MATERIAL PROVIDED

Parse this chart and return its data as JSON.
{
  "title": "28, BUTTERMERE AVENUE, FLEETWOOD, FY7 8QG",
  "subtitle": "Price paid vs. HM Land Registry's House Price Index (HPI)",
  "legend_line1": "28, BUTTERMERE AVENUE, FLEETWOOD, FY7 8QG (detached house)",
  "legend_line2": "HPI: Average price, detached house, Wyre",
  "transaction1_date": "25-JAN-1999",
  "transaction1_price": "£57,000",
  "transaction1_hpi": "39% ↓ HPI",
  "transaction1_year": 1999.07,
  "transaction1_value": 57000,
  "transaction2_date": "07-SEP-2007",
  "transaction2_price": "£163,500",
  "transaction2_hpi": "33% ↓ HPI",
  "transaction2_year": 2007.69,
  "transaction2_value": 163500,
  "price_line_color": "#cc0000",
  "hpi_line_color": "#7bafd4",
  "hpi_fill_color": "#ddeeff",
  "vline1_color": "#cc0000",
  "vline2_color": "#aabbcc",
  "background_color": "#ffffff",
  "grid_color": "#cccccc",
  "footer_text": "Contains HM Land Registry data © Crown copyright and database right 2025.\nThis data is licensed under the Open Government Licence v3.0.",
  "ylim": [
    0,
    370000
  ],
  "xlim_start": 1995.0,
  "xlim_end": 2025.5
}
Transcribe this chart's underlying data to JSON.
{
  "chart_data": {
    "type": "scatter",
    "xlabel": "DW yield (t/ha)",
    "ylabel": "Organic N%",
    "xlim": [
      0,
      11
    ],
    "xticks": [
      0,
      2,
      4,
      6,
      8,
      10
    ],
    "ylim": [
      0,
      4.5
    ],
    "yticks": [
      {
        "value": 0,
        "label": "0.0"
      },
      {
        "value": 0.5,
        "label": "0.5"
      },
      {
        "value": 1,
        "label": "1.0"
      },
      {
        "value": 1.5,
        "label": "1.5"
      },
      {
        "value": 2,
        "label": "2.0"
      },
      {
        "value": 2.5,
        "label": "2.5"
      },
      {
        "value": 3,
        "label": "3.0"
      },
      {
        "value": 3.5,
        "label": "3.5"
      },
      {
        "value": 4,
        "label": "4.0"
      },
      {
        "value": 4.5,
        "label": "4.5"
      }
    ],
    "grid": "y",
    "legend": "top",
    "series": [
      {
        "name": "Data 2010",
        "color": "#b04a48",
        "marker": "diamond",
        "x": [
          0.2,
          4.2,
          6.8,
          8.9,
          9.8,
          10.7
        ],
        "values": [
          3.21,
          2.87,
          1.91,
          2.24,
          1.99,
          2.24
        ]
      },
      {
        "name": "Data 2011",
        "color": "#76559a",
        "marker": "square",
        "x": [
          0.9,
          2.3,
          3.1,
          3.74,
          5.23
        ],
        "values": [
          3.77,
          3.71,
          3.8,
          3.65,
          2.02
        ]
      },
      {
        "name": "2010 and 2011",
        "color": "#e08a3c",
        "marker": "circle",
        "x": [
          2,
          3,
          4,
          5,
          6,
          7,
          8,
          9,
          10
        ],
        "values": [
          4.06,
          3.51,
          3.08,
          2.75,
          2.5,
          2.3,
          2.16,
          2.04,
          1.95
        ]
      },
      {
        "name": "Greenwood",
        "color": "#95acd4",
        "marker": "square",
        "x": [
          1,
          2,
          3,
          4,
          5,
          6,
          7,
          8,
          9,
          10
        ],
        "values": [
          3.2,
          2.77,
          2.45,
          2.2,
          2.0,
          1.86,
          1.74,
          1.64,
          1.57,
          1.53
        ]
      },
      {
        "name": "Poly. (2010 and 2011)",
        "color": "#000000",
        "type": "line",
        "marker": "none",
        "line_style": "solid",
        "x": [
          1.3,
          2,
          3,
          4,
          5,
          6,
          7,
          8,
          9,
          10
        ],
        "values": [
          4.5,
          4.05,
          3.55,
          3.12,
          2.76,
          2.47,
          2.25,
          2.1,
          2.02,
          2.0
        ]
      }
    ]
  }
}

YOUR INSTRUCTIONS
Identify the lines of the data that contain the word "JSON". Copy each of them.

COMPLETE ANSWER
Parse this chart and return its data as JSON.
Transcribe this chart's underlying data to JSON.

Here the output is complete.